> [Challenge] Transcribe everything in the data word for word. Pictures are left out.

> [Input for this task]
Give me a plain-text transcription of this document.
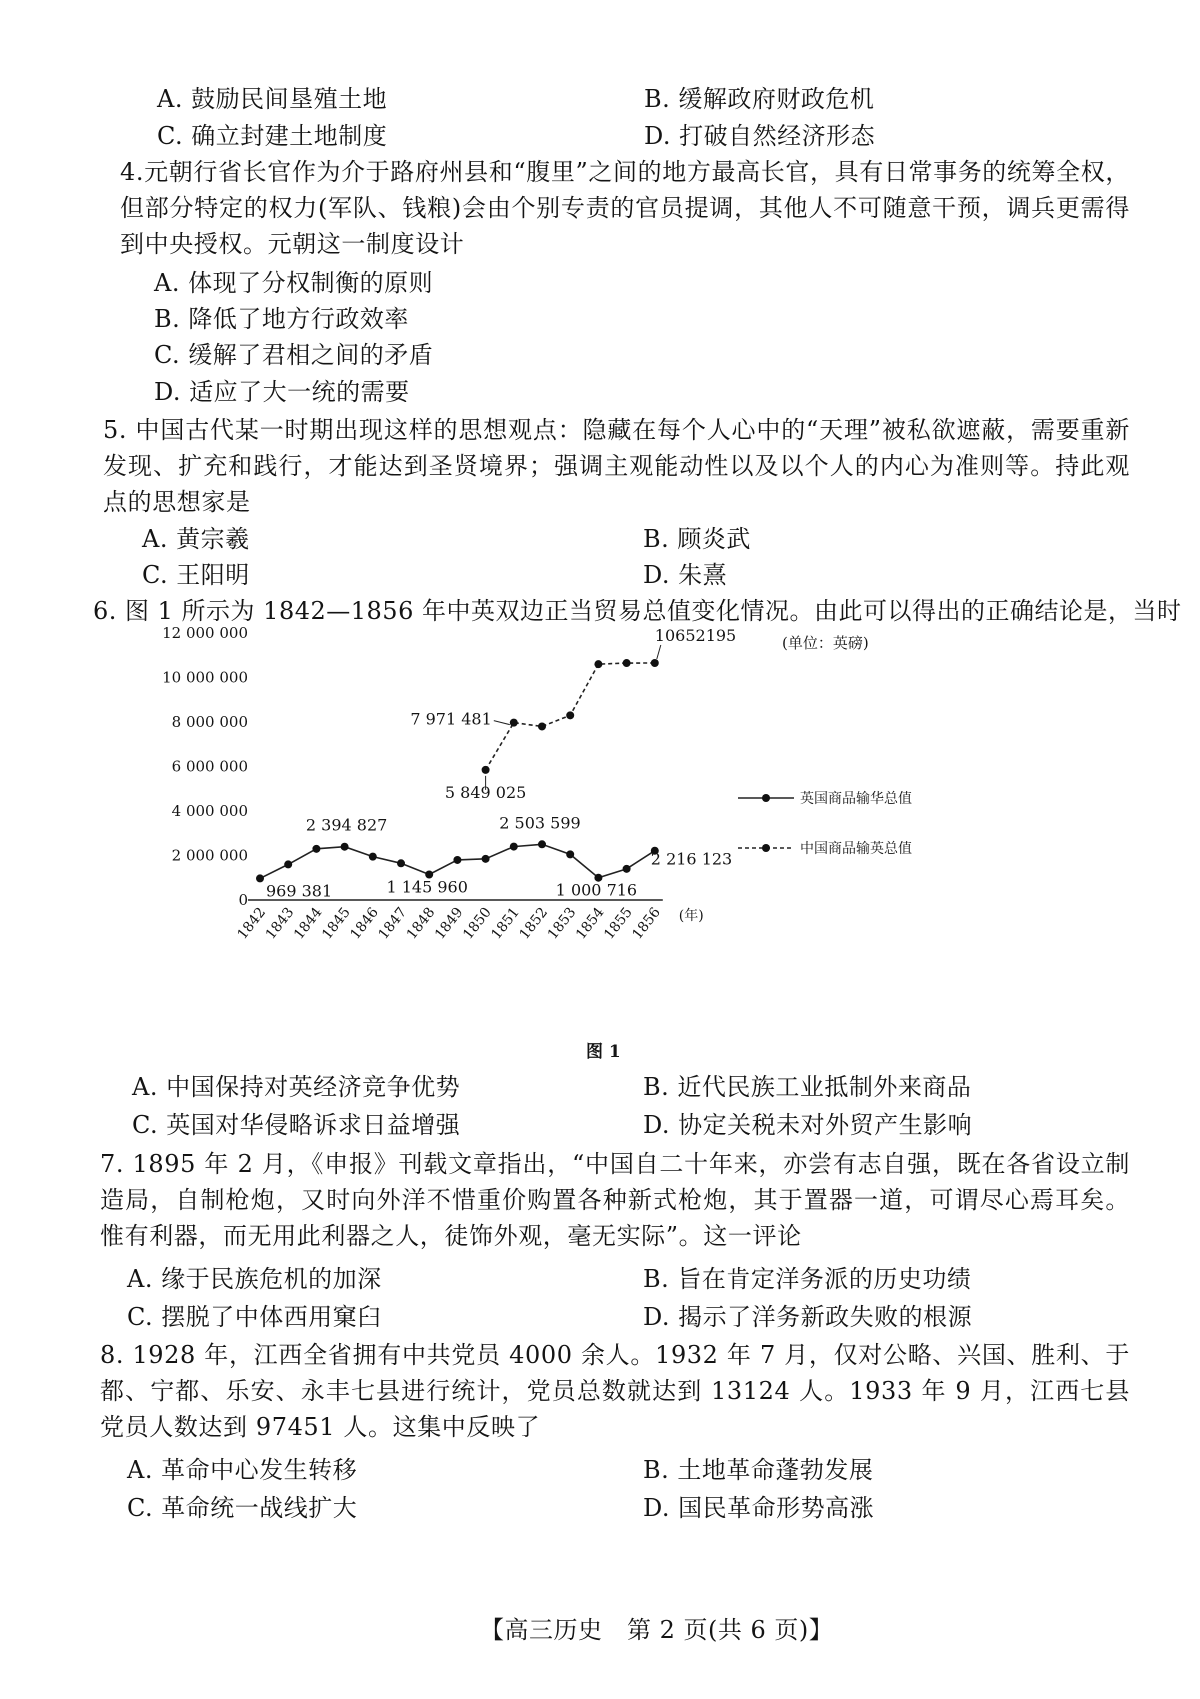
A. 鼓励民间垦殖土地	B. 缓解政府财政危机
C. 确立封建土地制度	D. 打破自然经济形态
4.元朝行省长官作为介于路府州县和“腹里”之间的地方最高长官，具有日常事务的统筹全权，但部分特定的权力(军队、钱粮)会由个别专责的官员提调，其他人不可随意干预，调兵更需得到中央授权。元朝这一制度设计
A. 体现了分权制衡的原则
B. 降低了地方行政效率
C. 缓解了君相之间的矛盾
D. 适应了大一统的需要
5. 中国古代某一时期出现这样的思想观点：隐藏在每个人心中的“天理”被私欲遮蔽，需要重新发现、扩充和践行，才能达到圣贤境界；强调主观能动性以及以个人的内心为准则等。持此观点的思想家是
A. 黄宗羲	B. 顾炎武
C. 王阳明	D. 朱熹
6. 图 1 所示为 1842—1856 年中英双边正当贸易总值变化情况。由此可以得出的正确结论是，当时
(单位：英磅)
0
2 000 000
4 000 000
6 000 000
8 000 000
10 000 000
12 000 000
1842
1843
1844
1845
1846
1847
1848
1849
1850
1851
1852
1853
1854
1855
1856 (年)
969 381
2 394 827
1 145 960
2 503 599
1 000 716
2 216 123
5 849 025
7 971 481
10652195
英国商品输华总值
中国商品输英总值
图 1
A. 中国保持对英经济竞争优势	B. 近代民族工业抵制外来商品
C. 英国对华侵略诉求日益增强	D. 协定关税未对外贸产生影响
7. 1895 年 2 月，《申报》刊载文章指出，“中国自二十年来，亦尝有志自强，既在各省设立制造局，自制枪炮，又时向外洋不惜重价购置各种新式枪炮，其于置器一道，可谓尽心焉耳矣。惟有利器，而无用此利器之人，徒饰外观，毫无实际”。这一评论
A. 缘于民族危机的加深	B. 旨在肯定洋务派的历史功绩
C. 摆脱了中体西用窠臼	D. 揭示了洋务新政失败的根源
8. 1928 年，江西全省拥有中共党员 4000 余人。1932 年 7 月，仅对公略、兴国、胜利、于都、宁都、乐安、永丰七县进行统计，党员总数就达到 13124 人。1933 年 9 月，江西七县党员人数达到 97451 人。这集中反映了
A. 革命中心发生转移	B. 土地革命蓬勃发展
C. 革命统一战线扩大	D. 国民革命形势高涨
【高三历史　第 2 页(共 6 页)】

> [The result]
Give me a plain-text transcription of this document.
A. 鼓励民间垦殖土地	B. 缓解政府财政危机
C. 确立封建土地制度	D. 打破自然经济形态
4.元朝行省长官作为介于路府州县和“腹里”之间的地方最高长官，具有日常事务的统筹全权，但部分特定的权力(军队、钱粮)会由个别专责的官员提调，其他人不可随意干预，调兵更需得到中央授权。元朝这一制度设计
A. 体现了分权制衡的原则
B. 降低了地方行政效率
C. 缓解了君相之间的矛盾
D. 适应了大一统的需要
5. 中国古代某一时期出现这样的思想观点：隐藏在每个人心中的“天理”被私欲遮蔽，需要重新发现、扩充和践行，才能达到圣贤境界；强调主观能动性以及以个人的内心为准则等。持此观点的思想家是
A. 黄宗羲	B. 顾炎武
C. 王阳明	D. 朱熹
6. 图 1 所示为 1842—1856 年中英双边正当贸易总值变化情况。由此可以得出的正确结论是，当时
(单位：英磅)
0
2 000 000
4 000 000
6 000 000
8 000 000
10 000 000
12 000 000
1842
1843
1844
1845
1846
1847
1848
1849
1850
1851
1852
1853
1854
1855
1856 (年)
969 381
2 394 827
1 145 960
2 503 599
1 000 716
2 216 123
5 849 025
7 971 481
10652195
英国商品输华总值
中国商品输英总值
图 1
A. 中国保持对英经济竞争优势	B. 近代民族工业抵制外来商品
C. 英国对华侵略诉求日益增强	D. 协定关税未对外贸产生影响
7. 1895 年 2 月，《申报》刊载文章指出，“中国自二十年来，亦尝有志自强，既在各省设立制造局，自制枪炮，又时向外洋不惜重价购置各种新式枪炮，其于置器一道，可谓尽心焉耳矣。惟有利器，而无用此利器之人，徒饰外观，毫无实际”。这一评论
A. 缘于民族危机的加深	B. 旨在肯定洋务派的历史功绩
C. 摆脱了中体西用窠臼	D. 揭示了洋务新政失败的根源
8. 1928 年，江西全省拥有中共党员 4000 余人。1932 年 7 月，仅对公略、兴国、胜利、于都、宁都、乐安、永丰七县进行统计，党员总数就达到 13124 人。1933 年 9 月，江西七县党员人数达到 97451 人。这集中反映了
A. 革命中心发生转移	B. 土地革命蓬勃发展
C. 革命统一战线扩大	D. 国民革命形势高涨
【高三历史　第 2 页(共 6 页)】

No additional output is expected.